> **Exercise aim**
Find each line with "Falten" and copy it.

> **Data to use**
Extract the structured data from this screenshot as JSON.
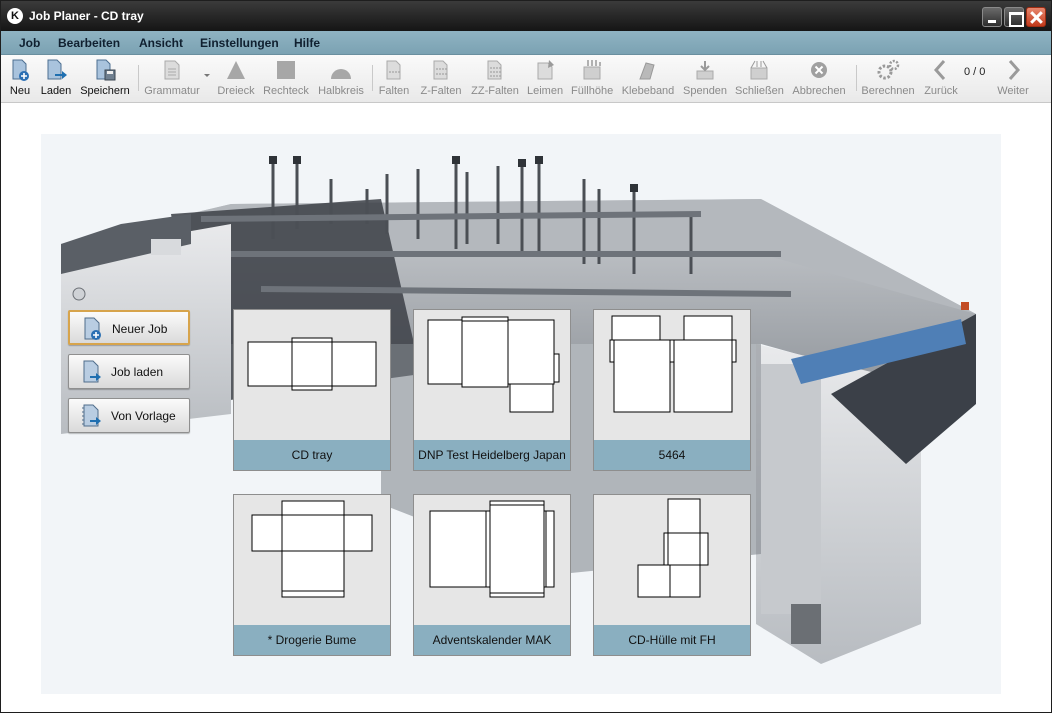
{
  "window": {
    "title": "Job Planer - CD tray",
    "app_icon_letter": "K"
  },
  "menu": [
    "Job",
    "Bearbeiten",
    "Ansicht",
    "Einstellungen",
    "Hilfe"
  ],
  "toolbar": {
    "items": [
      {
        "label": "Neu",
        "icon": "new-document-icon",
        "enabled": true
      },
      {
        "label": "Laden",
        "icon": "open-document-icon",
        "enabled": true
      },
      {
        "label": "Speichern",
        "icon": "save-icon",
        "enabled": true
      },
      {
        "label": "Grammatur",
        "icon": "grammage-icon",
        "enabled": false
      },
      {
        "label": "Dreieck",
        "icon": "triangle-icon",
        "enabled": false
      },
      {
        "label": "Rechteck",
        "icon": "rectangle-icon",
        "enabled": false
      },
      {
        "label": "Halbkreis",
        "icon": "half-circle-icon",
        "enabled": false
      },
      {
        "label": "Falten",
        "icon": "fold-icon",
        "enabled": false
      },
      {
        "label": "Z-Falten",
        "icon": "z-fold-icon",
        "enabled": false
      },
      {
        "label": "ZZ-Falten",
        "icon": "zz-fold-icon",
        "enabled": false
      },
      {
        "label": "Leimen",
        "icon": "glue-icon",
        "enabled": false
      },
      {
        "label": "Füllhöhe",
        "icon": "fill-height-icon",
        "enabled": false
      },
      {
        "label": "Klebeband",
        "icon": "tape-icon",
        "enabled": false
      },
      {
        "label": "Spenden",
        "icon": "dispense-icon",
        "enabled": false
      },
      {
        "label": "Schließen",
        "icon": "close-box-icon",
        "enabled": false
      },
      {
        "label": "Abbrechen",
        "icon": "cancel-icon",
        "enabled": false
      },
      {
        "label": "Berechnen",
        "icon": "gears-icon",
        "enabled": false
      },
      {
        "label": "Zurück",
        "icon": "chevron-left-icon",
        "enabled": false
      },
      {
        "label": "Weiter",
        "icon": "chevron-right-icon",
        "enabled": false
      }
    ],
    "pager": "0 / 0"
  },
  "actions": [
    {
      "label": "Neuer Job",
      "icon": "new-job-icon"
    },
    {
      "label": "Job laden",
      "icon": "load-job-icon"
    },
    {
      "label": "Von Vorlage",
      "icon": "template-icon"
    }
  ],
  "jobs": [
    {
      "label": "CD tray"
    },
    {
      "label": "DNP Test Heidelberg Japan"
    },
    {
      "label": "5464"
    },
    {
      "label": "* Drogerie Bume"
    },
    {
      "label": "Adventskalender MAK"
    },
    {
      "label": "CD-Hülle mit FH"
    }
  ]
}
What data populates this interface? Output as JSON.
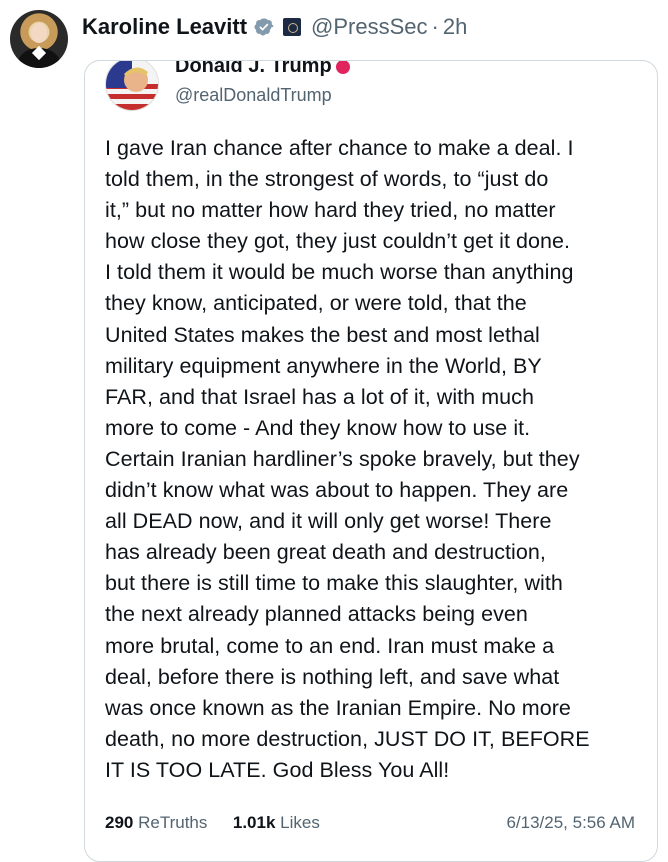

> **Problem solution**
        "label": "Falten",
        "label": "Z-Falten",
        "label": "ZZ-Falten",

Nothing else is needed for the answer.